Set task a: Reproduce the listing's lines from the line with "390, 366, 418]" up to and including the line with "point [921, 163, 935, 178]", switching "x-tick-label" to "horizontal-tick-label" and leaving everything else unchanged.

Selected text:
# Leave it to Japan...



## shiben (Feb 5, 2012)

Anyone know how they do this?

CV01 Hatsune Miku - World is Mine Live in Tokyo, Japan - 1080p HD - YouTube


----------



## Beans45601 (Feb 5, 2012)

Right at the end, at 2:42, it gets bright and you can see the screen that it is being projected onto. But, that's all I have to add to the conversation, not very helpful :/


----------



## shiben (Feb 5, 2012)

Beans45601 said:


> Right at the end, at 2:42, it gets bright and you can see the screen that it is being projected onto. But, that's all I have to add to the conversation, not very helpful :/


 
There are 2 projectors, and I imagine 2 screens, possibly some sort of polarized light effect... The technology is kind of cool. The concept, well, its Japan?


----------



## gafftapegreenia (Feb 5, 2012)

I forget how it works but I know the Gorillaz use this same technology.


----------



## jxgriffi (Feb 5, 2012)

I believe it's the Musion Eyeliner system...

Holograms | Musion Eyeliner | 3D Holographic Projection - Hologram Projector


----------



## shiben (Feb 5, 2012)

jxgriffi said:


> I believe it's the Musion Eyeliner system...
> 
> Holograms | Musion Eyeliner | 3D Holographic Projection - Hologram Projector


 
That looks like it... Kind of cool.


----------



## ruinexplorer (Feb 6, 2012)

Yes, it is an updated version of Pepper's Ghost effect. It's made by Dimensional Studios as noted above and used frequently in the US by AV Concepts (mainly corporate type events).

They wanted to do a tour with the Gorillaz, but the time to set it up is cost prohibitive for most touring applications.


----------



## 65535 (Feb 25, 2012)

Big glass rear projection screen very powerful projectors, animation possibly with motion capture.


----------

Set task b: List every distinct username that posts in the thread about hologram projection.

Extracted records:
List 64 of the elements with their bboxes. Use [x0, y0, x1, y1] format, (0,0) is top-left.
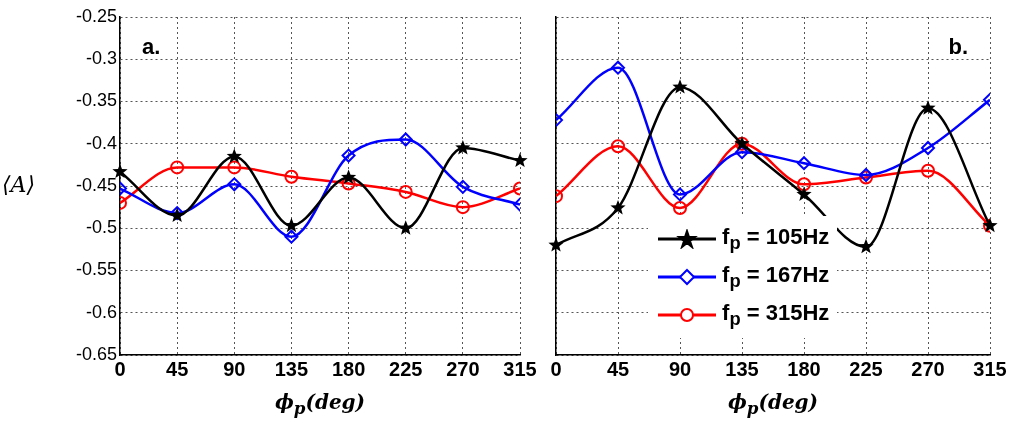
x-axis-title: ϕ$_{p}$(deg) [274, 390, 366, 418]
y-tick-label: -0.6 [85, 301, 117, 322]
y-tick-label: -0.25 [75, 5, 117, 26]
x-tick-label: 315 [973, 357, 1007, 380]
point [735, 145, 749, 160]
x-tick-label: 0 [550, 357, 562, 380]
point [455, 179, 470, 194]
point [284, 169, 299, 184]
point [398, 184, 413, 199]
x-axis-title: ϕ$_{p}$(deg) [727, 390, 819, 418]
x-tick-label: 315 [503, 357, 537, 380]
point [340, 169, 357, 185]
point [797, 156, 811, 171]
point [921, 163, 935, 178]
x-tick-label: 90 [223, 357, 246, 380]
x-tick-label: 90 [668, 357, 692, 380]
legend-label: f$_{p}$ = 315Hz [722, 299, 830, 331]
point [398, 220, 414, 235]
y-axis-title: ⟨A⟩ [2, 172, 36, 197]
point [455, 200, 470, 215]
x-tick-label: 135 [274, 357, 309, 380]
legend-label: f$_{p}$ = 105Hz [722, 223, 830, 255]
legend-label: f$_{p}$ = 167Hz [722, 261, 830, 293]
annotation: b. [948, 34, 968, 60]
point [170, 160, 185, 175]
x-tick-label: 135 [725, 357, 759, 380]
point [227, 177, 242, 192]
x-tick-label: 225 [849, 357, 883, 380]
point [548, 237, 564, 252]
point [227, 160, 242, 175]
point [858, 238, 874, 254]
point [673, 187, 687, 202]
point [797, 177, 811, 192]
x-tick-label: 180 [787, 357, 821, 380]
point [284, 229, 299, 244]
point [921, 140, 935, 155]
x-tick-label: 45 [606, 357, 630, 380]
y-tick-label: -0.5 [85, 217, 117, 238]
y-tick-label: -0.45 [75, 174, 117, 195]
y-tick-label: -0.3 [85, 48, 117, 69]
point [920, 100, 936, 115]
point [673, 200, 687, 215]
y-tick-label: -0.4 [85, 132, 117, 153]
point [112, 163, 128, 179]
point [796, 186, 812, 201]
point [341, 148, 356, 163]
x-tick-label: 45 [166, 357, 189, 380]
y-tick-label: -0.65 [75, 343, 117, 364]
annotation: a. [142, 34, 161, 60]
point [982, 217, 998, 233]
point [398, 132, 413, 147]
point [611, 60, 625, 75]
x-tick-label: 180 [331, 357, 366, 380]
point [455, 139, 471, 155]
point [512, 152, 528, 168]
x-tick-label: 225 [389, 357, 423, 380]
point [610, 199, 626, 215]
y-tick-label: -0.55 [75, 259, 117, 280]
x-tick-label: 270 [911, 357, 945, 380]
y-tick-label: -0.35 [75, 90, 117, 111]
point [672, 79, 688, 94]
point [226, 148, 242, 163]
x-tick-label: 270 [446, 357, 480, 380]
point [611, 139, 625, 154]
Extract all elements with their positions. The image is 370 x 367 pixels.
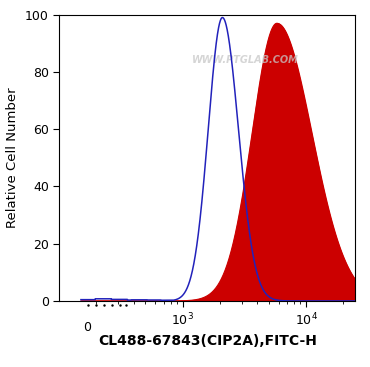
X-axis label: CL488-67843(CIP2A),FITC-H: CL488-67843(CIP2A),FITC-H	[98, 334, 317, 348]
Text: WWW.PTGLAB.COM: WWW.PTGLAB.COM	[192, 55, 299, 65]
Text: 0: 0	[83, 321, 91, 334]
Y-axis label: Relative Cell Number: Relative Cell Number	[6, 87, 19, 228]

Full output a:
x-axis-title: ϕ$_{p}$(deg) [274, 390, 366, 418]
y-tick-label: -0.6 [85, 301, 117, 322]
y-tick-label: -0.25 [75, 5, 117, 26]
horizontal-tick-label: 315 [973, 357, 1007, 380]
point [735, 145, 749, 160]
horizontal-tick-label: 0 [550, 357, 562, 380]
point [455, 179, 470, 194]
point [284, 169, 299, 184]
point [398, 184, 413, 199]
x-axis-title: ϕ$_{p}$(deg) [727, 390, 819, 418]
horizontal-tick-label: 315 [503, 357, 537, 380]
point [340, 169, 357, 185]
point [797, 156, 811, 171]
point [921, 163, 935, 178]

Full output b: shiben, Beans45601, gafftapegreenia, jxgriffi, ruinexplorer, 65535